Por eso en mi columna de hoy que normalmente siempre la
escribo a lo importante, que es la Semana Santa, tengo y debo dedicarla esta
semana a lo urgente que se nos ha presentado en París con el apocalíptico
incendio que se ha producido en la gran Catedral de Notre Dame, donde en unas
pocas horas las llamas arrasaban buena parte del templo junto con la historia
que la misma ha venido guardando en su interior desde su construcción hasta
nuestros días y sobre todo desafiando a muchos avatares de la vida.
Parece como si el espíritu de Quasimodo, no estuviera de
acuerdo con el trato que la sociedad le estaba dando a su casa, y parafraseando
a su autor francés Víctor Hugo que escribía en su novela “la Señora de París”,
ya en 1831 "todavía hoy la iglesia de Nuestra Señora de París continúa
siendo un sublime y majestuoso monumento". Pero, añadió, "por
majestuoso que se haya conservado con el tiempo no puede uno por menos que
indignarse ante las degradaciones y mutilaciones de todo tipo que los hombres y
el paso de los años han infligido a este venerable monumento, sin el menor
respeto hacia Carlomagno que colocó su primera piedra, ni aún hacia Felipe
Augusto que colocó la última".

**Retos:**
(A) Responde a estas preguntas sobre la columna del incendio de Notre Dame:
(i) ¿A qué tema dedica normalmente el autor su columna en estas fechas?
(ii) ¿En qué año escribía Víctor Hugo las palabras que se citan?
(iii) Según la cita, ¿quién colocó la primera piedra de la catedral?
(B) Resume de forma más breve el párrafo de la columna sobre Notre Dame que empieza con «Parece como si el espíritu de Quasimodo» y conserva sus datos principales.
(C) Prosigue la columna sobre el incendio de Notre Dame a partir de su última frase.

**Información mostrada:**
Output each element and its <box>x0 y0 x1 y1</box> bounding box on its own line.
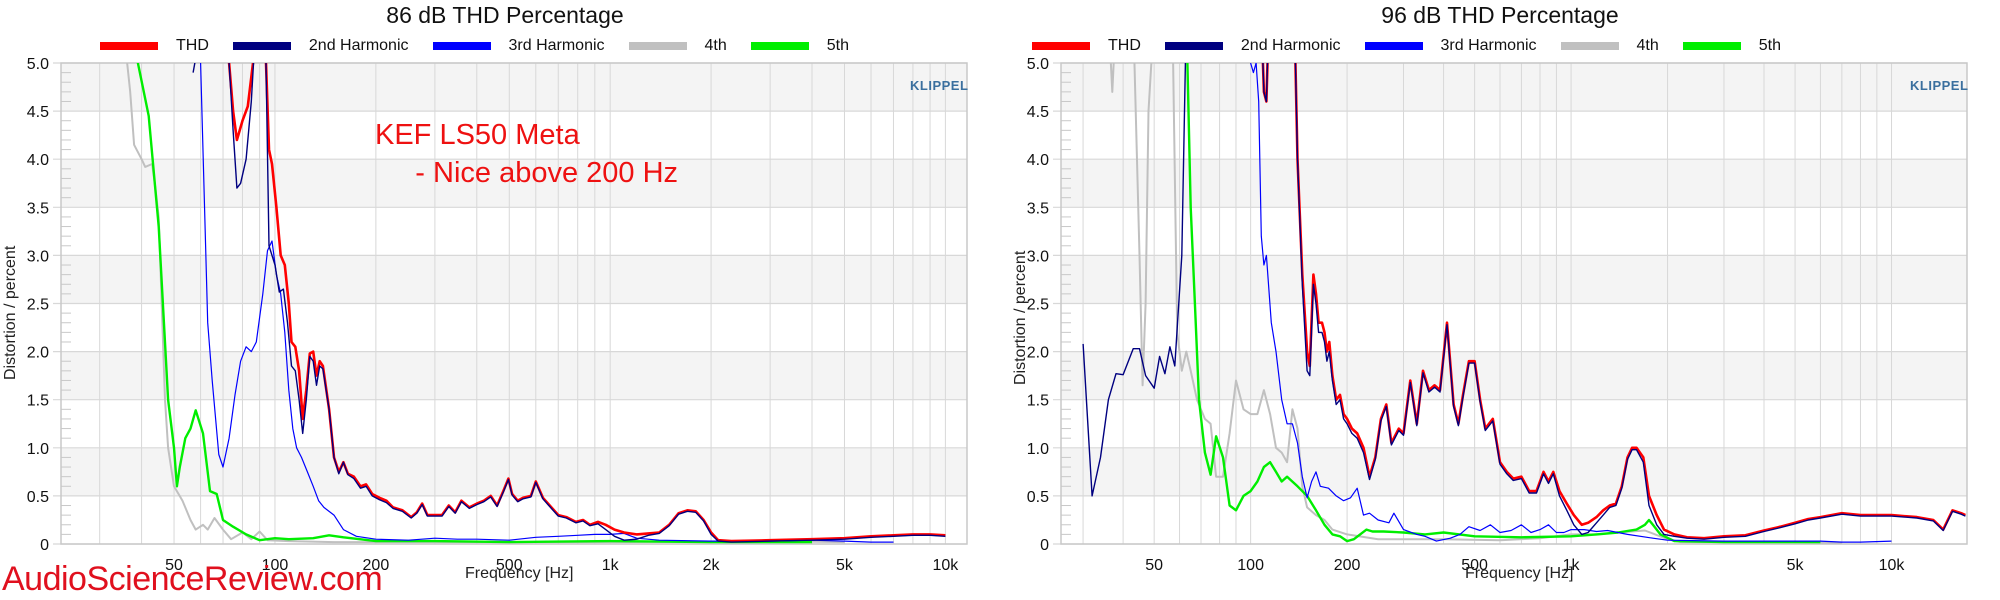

**En respuesta:**
(A)
(i) A la Semana Santa.
(ii) En 1831.
(iii) Carlomagno.

(B) El autor imagina que el espíritu de Quasimodo no aprobaba el trato que la sociedad daba a su casa. Recuerda que Víctor Hugo ya escribía en 1831, en su novela «la Señora de París», que la catedral seguía siendo un monumento sublime y majestuoso. Hugo también se indignaba por las degradaciones y mutilaciones que los hombres y el paso del tiempo le habían causado, sin respeto hacia Carlomagno, que puso su primera piedra, ni hacia Felipe Augusto, que puso la última.

(C)
Por eso ahora se tiene que ser muy cauto en su
reconstrucción y no caigamos en aquello de que lo urgente adelante a lo
importante, ya que la reconstrucción de la Señora de París, más que urgente
debe ser importante teniendo muy claro que lo que la final se debe imponer es
devolverla a su estado original aunque nos tenga que llevar mucho más tiempo.